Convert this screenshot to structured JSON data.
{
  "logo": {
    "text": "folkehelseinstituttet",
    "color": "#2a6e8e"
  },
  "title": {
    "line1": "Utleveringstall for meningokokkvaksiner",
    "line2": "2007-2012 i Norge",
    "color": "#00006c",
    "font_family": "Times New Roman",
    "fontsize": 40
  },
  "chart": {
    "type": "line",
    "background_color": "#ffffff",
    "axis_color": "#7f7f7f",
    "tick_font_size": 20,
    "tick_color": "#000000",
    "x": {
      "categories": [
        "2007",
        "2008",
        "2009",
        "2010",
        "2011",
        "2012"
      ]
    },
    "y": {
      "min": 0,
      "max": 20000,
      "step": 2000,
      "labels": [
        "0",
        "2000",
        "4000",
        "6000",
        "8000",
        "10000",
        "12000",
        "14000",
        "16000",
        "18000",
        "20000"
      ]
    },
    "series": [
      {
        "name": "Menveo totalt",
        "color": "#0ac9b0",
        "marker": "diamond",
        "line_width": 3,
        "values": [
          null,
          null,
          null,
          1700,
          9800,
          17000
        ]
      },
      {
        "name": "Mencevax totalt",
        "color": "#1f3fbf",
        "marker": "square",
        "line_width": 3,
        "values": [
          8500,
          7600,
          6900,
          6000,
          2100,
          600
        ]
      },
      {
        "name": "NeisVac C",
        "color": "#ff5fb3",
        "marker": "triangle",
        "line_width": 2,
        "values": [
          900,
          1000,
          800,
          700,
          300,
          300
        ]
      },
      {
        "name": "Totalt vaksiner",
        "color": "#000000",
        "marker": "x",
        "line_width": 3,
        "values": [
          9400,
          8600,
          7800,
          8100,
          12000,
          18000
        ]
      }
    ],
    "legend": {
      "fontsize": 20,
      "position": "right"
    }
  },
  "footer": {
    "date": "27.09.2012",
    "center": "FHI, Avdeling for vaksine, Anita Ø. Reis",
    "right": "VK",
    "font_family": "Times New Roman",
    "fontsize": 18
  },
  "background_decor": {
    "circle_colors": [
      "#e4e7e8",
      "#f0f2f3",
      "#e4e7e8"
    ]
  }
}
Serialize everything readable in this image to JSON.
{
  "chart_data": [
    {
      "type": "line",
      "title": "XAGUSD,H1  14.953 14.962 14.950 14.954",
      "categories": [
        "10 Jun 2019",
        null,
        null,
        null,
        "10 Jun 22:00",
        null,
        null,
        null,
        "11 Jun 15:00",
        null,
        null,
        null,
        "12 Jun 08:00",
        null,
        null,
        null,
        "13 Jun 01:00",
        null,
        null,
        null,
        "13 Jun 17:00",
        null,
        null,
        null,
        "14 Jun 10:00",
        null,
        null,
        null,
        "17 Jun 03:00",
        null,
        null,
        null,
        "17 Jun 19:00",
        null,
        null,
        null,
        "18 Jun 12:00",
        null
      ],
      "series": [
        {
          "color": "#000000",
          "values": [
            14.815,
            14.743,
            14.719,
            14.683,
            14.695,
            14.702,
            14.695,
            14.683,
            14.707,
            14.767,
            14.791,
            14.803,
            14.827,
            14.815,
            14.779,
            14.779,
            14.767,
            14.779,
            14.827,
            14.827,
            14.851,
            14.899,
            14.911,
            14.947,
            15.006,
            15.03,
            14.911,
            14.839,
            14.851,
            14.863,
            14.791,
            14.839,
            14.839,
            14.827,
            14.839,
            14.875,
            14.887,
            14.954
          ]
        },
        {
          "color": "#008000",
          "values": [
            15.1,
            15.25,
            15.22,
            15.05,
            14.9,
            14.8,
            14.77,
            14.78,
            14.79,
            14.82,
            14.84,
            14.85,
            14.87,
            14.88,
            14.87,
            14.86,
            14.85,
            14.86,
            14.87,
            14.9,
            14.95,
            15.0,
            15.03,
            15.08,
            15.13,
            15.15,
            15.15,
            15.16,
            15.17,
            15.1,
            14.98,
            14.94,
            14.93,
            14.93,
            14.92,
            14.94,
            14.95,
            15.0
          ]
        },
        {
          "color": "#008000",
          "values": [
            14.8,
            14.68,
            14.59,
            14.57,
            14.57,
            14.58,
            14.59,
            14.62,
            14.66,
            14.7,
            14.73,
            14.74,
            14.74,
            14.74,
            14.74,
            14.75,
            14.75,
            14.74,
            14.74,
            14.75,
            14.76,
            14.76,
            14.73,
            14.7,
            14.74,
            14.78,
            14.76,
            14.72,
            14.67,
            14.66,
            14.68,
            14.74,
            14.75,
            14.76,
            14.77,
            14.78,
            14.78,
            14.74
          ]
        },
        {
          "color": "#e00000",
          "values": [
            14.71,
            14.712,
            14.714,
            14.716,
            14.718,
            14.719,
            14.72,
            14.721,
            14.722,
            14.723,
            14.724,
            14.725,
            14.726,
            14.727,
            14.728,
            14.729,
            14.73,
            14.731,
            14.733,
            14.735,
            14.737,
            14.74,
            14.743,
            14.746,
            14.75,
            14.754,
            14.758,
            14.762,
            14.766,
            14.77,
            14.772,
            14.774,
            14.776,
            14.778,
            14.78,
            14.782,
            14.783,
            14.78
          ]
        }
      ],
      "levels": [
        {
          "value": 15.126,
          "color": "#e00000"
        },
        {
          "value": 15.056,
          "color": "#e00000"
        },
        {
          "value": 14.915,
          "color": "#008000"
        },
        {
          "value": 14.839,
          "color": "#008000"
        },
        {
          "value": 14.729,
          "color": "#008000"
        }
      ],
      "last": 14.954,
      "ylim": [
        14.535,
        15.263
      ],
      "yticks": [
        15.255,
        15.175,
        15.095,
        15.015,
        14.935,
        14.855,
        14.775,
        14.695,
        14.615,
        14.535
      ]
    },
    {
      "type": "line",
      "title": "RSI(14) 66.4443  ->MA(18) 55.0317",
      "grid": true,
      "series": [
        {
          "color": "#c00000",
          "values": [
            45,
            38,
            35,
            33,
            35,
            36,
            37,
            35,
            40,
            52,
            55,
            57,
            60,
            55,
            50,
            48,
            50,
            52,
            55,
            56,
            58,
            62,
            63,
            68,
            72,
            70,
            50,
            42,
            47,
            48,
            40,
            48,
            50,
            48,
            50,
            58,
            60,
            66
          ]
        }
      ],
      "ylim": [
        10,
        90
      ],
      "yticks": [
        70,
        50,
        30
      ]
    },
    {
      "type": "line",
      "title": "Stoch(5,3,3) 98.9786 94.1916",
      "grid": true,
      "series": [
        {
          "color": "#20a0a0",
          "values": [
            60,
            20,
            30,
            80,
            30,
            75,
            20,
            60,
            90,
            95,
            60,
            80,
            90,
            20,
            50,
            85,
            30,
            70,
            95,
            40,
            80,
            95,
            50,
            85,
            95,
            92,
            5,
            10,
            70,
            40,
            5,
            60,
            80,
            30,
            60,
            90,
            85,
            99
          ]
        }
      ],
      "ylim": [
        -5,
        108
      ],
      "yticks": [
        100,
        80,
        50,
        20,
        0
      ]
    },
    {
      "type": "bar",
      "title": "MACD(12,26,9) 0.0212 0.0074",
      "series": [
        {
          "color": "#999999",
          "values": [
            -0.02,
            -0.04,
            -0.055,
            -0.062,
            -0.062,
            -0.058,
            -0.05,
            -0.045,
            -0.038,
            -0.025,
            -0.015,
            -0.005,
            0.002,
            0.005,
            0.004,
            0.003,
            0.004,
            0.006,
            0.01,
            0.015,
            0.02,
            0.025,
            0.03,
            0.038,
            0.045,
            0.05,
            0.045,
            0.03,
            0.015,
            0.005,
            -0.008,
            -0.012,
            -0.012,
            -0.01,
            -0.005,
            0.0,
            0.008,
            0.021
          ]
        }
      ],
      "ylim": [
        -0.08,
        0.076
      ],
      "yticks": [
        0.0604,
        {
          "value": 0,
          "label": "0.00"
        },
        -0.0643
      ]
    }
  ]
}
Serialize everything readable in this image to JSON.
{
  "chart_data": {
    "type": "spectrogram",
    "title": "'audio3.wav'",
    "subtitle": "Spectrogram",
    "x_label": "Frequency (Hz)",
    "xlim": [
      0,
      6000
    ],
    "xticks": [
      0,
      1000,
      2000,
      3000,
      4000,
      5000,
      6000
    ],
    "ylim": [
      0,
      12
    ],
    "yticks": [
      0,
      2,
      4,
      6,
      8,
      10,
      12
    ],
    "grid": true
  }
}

----------------

- _What is being asked_:
Every line of the listing that holds "fontsize" is to be counted; give only the resulting number.

- _Complete answer_:
3